------ GIVEN ENTRIES ------

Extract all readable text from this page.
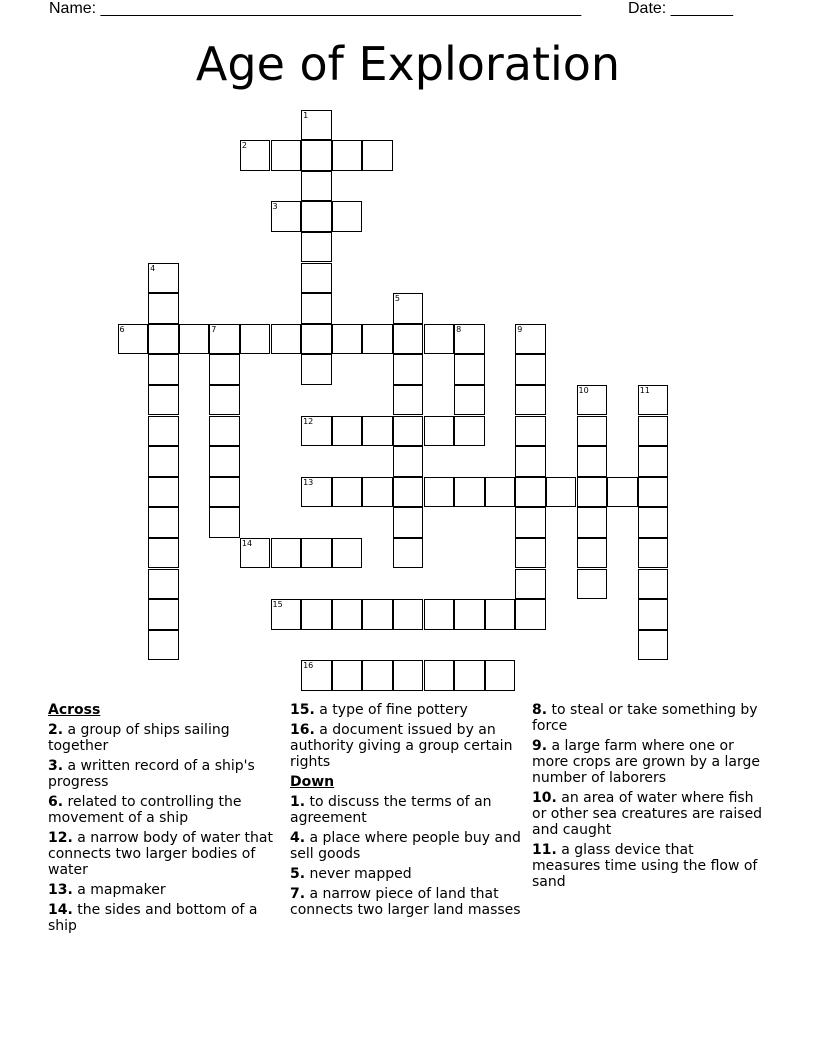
Name: ______________________________________________________	Date: _______
Age of Exploration
1
2
3
4
5
6	7	8	9
10	11
12
13
14
15
16
Across
2. a group of ships sailing together
3. a written record of a ship's progress
6. related to controlling the movement of a ship
12. a narrow body of water that connects two larger bodies of water
13. a mapmaker
14. the sides and bottom of a ship
15. a type of fine pottery
16. a document issued by an authority giving a group certain rights
Down
1. to discuss the terms of an agreement
4. a place where people buy and sell goods
5. never mapped
7. a narrow piece of land that connects two larger land masses
8. to steal or take something by force
9. a large farm where one or more crops are grown by a large number of laborers
10. an area of water where fish or other sea creatures are raised and caught
11. a glass device that measures time using the flow of sand
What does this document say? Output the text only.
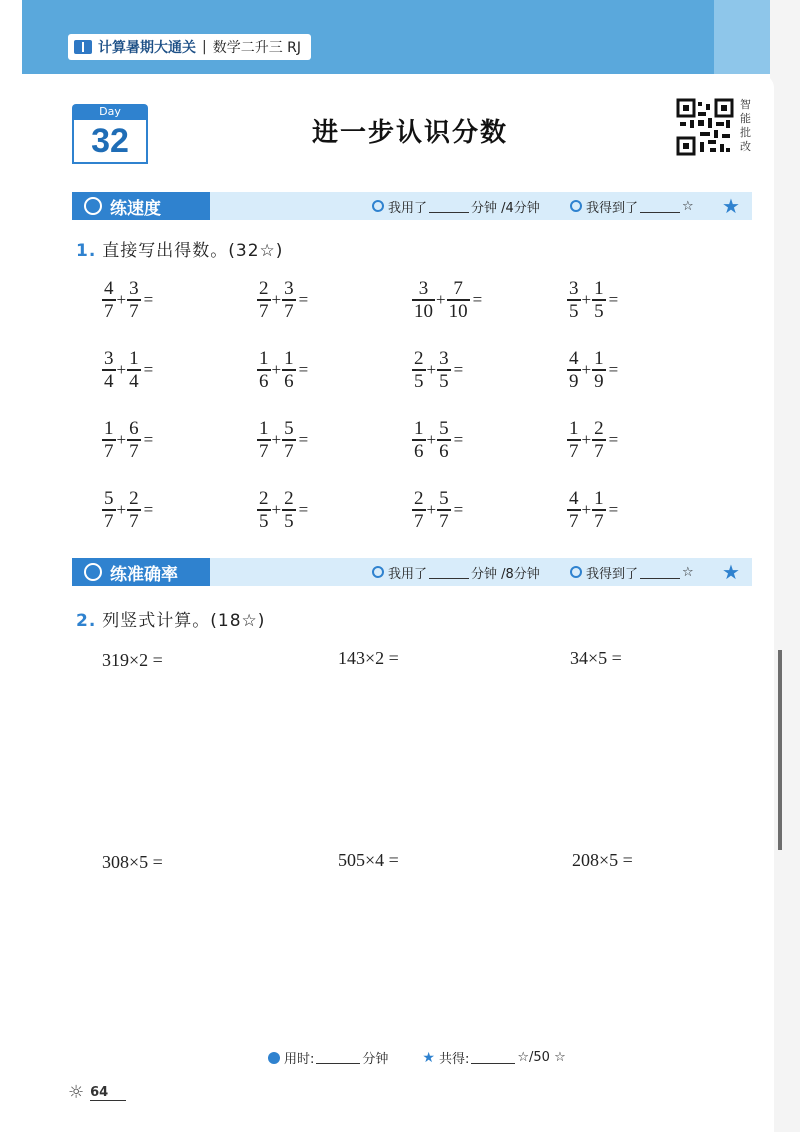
计算暑期大通关 | 数学二升三 RJ
Day
32	进一步认识分数
智能批改
练速度	我用了	分钟 /4分钟	我得到了	☆ ★
1. 直接写出得数。(32☆)
$\frac{4}{7} + \frac{3}{7}$ =	$\frac{2}{7} + \frac{3}{7}$ =	$\frac{3}{10} + \frac{7}{10}$ =	$\frac{3}{5} + \frac{1}{5}$ =
$\frac{3}{4} + \frac{1}{4}$ =	$\frac{1}{6} + \frac{1}{6}$ =	$\frac{2}{5} + \frac{3}{5}$ =	$\frac{4}{9} + \frac{1}{9}$ =
$\frac{1}{7} + \frac{6}{7}$ =	$\frac{1}{7} + \frac{5}{7}$ =	$\frac{1}{6} + \frac{5}{6}$ =	$\frac{1}{7} + \frac{2}{7}$ =
$\frac{5}{7} + \frac{2}{7}$ =	$\frac{2}{5} + \frac{2}{5}$ =	$\frac{2}{7} + \frac{5}{7}$ =	$\frac{4}{7} + \frac{1}{7}$ =
练准确率	我用了	分钟 /8分钟	我得到了	☆ ★
2. 列竖式计算。(18☆)
319×2 =	143×2 =	34×5 =
308×5 =	505×4 =	208×5 =
用时:	分钟 ★ 共得:	☆/50 ☆
☼ 64
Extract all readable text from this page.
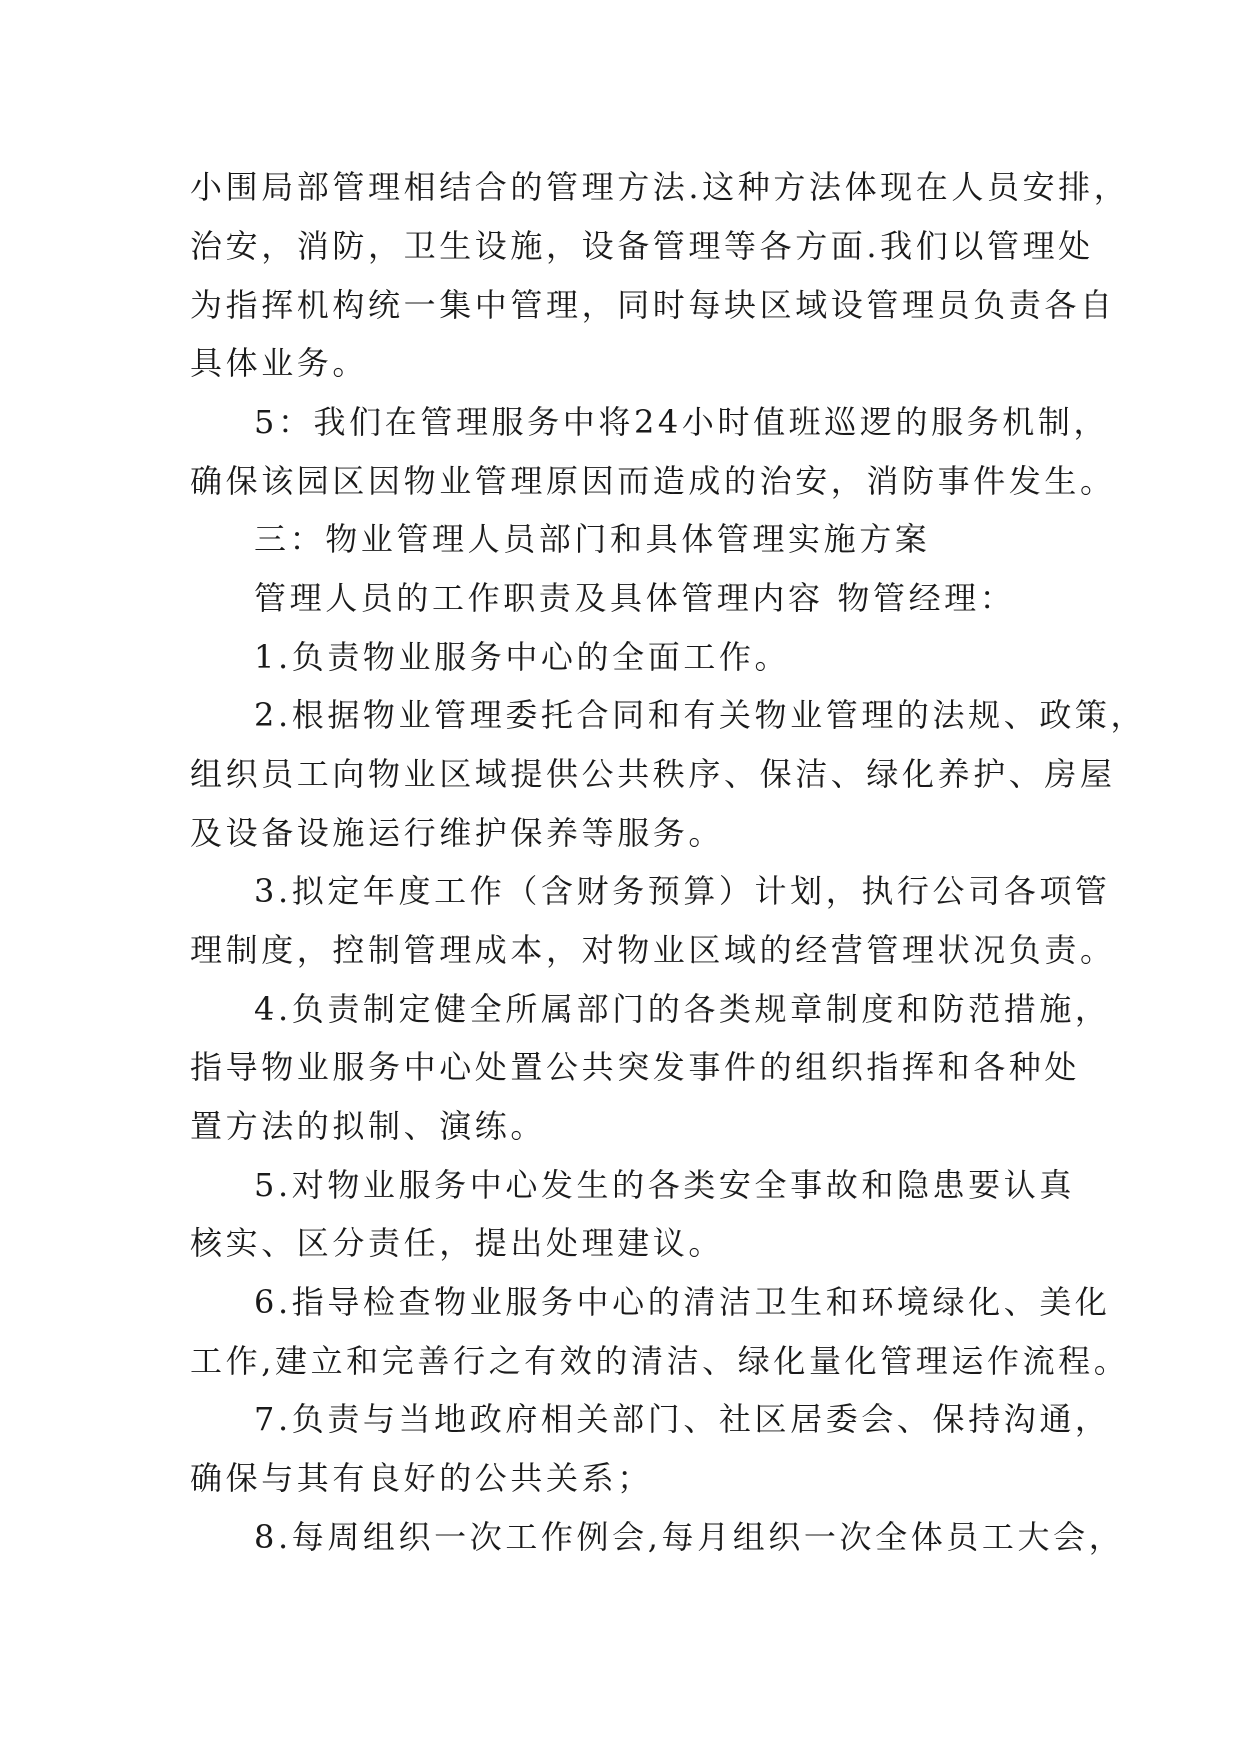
小围局部管理相结合的管理方法.这种方法体现在人员安排，
治安，消防，卫生设施，设备管理等各方面.我们以管理处
为指挥机构统一集中管理，同时每块区域设管理员负责各自
具体业务。
5：我们在管理服务中将24小时值班巡逻的服务机制，
确保该园区因物业管理原因而造成的治安，消防事件发生。
三：物业管理人员部门和具体管理实施方案
管理人员的工作职责及具体管理内容 物管经理：
1.负责物业服务中心的全面工作。
2.根据物业管理委托合同和有关物业管理的法规、政策，
组织员工向物业区域提供公共秩序、保洁、绿化养护、房屋
及设备设施运行维护保养等服务。
3.拟定年度工作（含财务预算）计划，执行公司各项管
理制度，控制管理成本，对物业区域的经营管理状况负责。
4.负责制定健全所属部门的各类规章制度和防范措施，
指导物业服务中心处置公共突发事件的组织指挥和各种处
置方法的拟制、演练。
5.对物业服务中心发生的各类安全事故和隐患要认真
核实、区分责任，提出处理建议。
6.指导检查物业服务中心的清洁卫生和环境绿化、美化
工作,建立和完善行之有效的清洁、绿化量化管理运作流程。
7.负责与当地政府相关部门、社区居委会、保持沟通，
确保与其有良好的公共关系；
8.每周组织一次工作例会,每月组织一次全体员工大会，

------

## GIVEN INSTRUCTION:
Reproduce the full material exactly, excluding the pictures.

## EXERCISE ANSWER:
Extract all readable text from this page.
Name: ______________________________________________________	Date: _______
Age of Exploration
1
2
3
4
5
6	7	8	9
10	11
12
13
14
15
16
Across
2. a group of ships sailing together
3. a written record of a ship's progress
6. related to controlling the movement of a ship
12. a narrow body of water that connects two larger bodies of water
13. a mapmaker
14. the sides and bottom of a ship
15. a type of fine pottery
16. a document issued by an authority giving a group certain rights
Down
1. to discuss the terms of an agreement
4. a place where people buy and sell goods
5. never mapped
7. a narrow piece of land that connects two larger land masses
8. to steal or take something by force
9. a large farm where one or more crops are grown by a large number of laborers
10. an area of water where fish or other sea creatures are raised and caught
11. a glass device that measures time using the flow of sand
What does this document say? Output the text only.
计算暑期大通关 | 数学二升三 RJ
Day
32	进一步认识分数
智能批改
练速度	我用了	分钟 /4分钟	我得到了	☆ ★
1. 直接写出得数。(32☆)
$\frac{4}{7} + \frac{3}{7}$ =	$\frac{2}{7} + \frac{3}{7}$ =	$\frac{3}{10} + \frac{7}{10}$ =	$\frac{3}{5} + \frac{1}{5}$ =
$\frac{3}{4} + \frac{1}{4}$ =	$\frac{1}{6} + \frac{1}{6}$ =	$\frac{2}{5} + \frac{3}{5}$ =	$\frac{4}{9} + \frac{1}{9}$ =
$\frac{1}{7} + \frac{6}{7}$ =	$\frac{1}{7} + \frac{5}{7}$ =	$\frac{1}{6} + \frac{5}{6}$ =	$\frac{1}{7} + \frac{2}{7}$ =
$\frac{5}{7} + \frac{2}{7}$ =	$\frac{2}{5} + \frac{2}{5}$ =	$\frac{2}{7} + \frac{5}{7}$ =	$\frac{4}{7} + \frac{1}{7}$ =
练准确率	我用了	分钟 /8分钟	我得到了	☆ ★
2. 列竖式计算。(18☆)
319×2 =	143×2 =	34×5 =
308×5 =	505×4 =	208×5 =
用时:	分钟 ★ 共得:	☆/50 ☆
☼ 64
Extract all readable text from this page.
小围局部管理相结合的管理方法.这种方法体现在人员安排，
治安，消防，卫生设施，设备管理等各方面.我们以管理处
为指挥机构统一集中管理，同时每块区域设管理员负责各自
具体业务。
5：我们在管理服务中将24小时值班巡逻的服务机制，
确保该园区因物业管理原因而造成的治安，消防事件发生。
三：物业管理人员部门和具体管理实施方案
管理人员的工作职责及具体管理内容 物管经理：
1.负责物业服务中心的全面工作。
2.根据物业管理委托合同和有关物业管理的法规、政策，
组织员工向物业区域提供公共秩序、保洁、绿化养护、房屋
及设备设施运行维护保养等服务。
3.拟定年度工作（含财务预算）计划，执行公司各项管
理制度，控制管理成本，对物业区域的经营管理状况负责。
4.负责制定健全所属部门的各类规章制度和防范措施，
指导物业服务中心处置公共突发事件的组织指挥和各种处
置方法的拟制、演练。
5.对物业服务中心发生的各类安全事故和隐患要认真
核实、区分责任，提出处理建议。
6.指导检查物业服务中心的清洁卫生和环境绿化、美化
工作,建立和完善行之有效的清洁、绿化量化管理运作流程。
7.负责与当地政府相关部门、社区居委会、保持沟通，
确保与其有良好的公共关系；
8.每周组织一次工作例会,每月组织一次全体员工大会，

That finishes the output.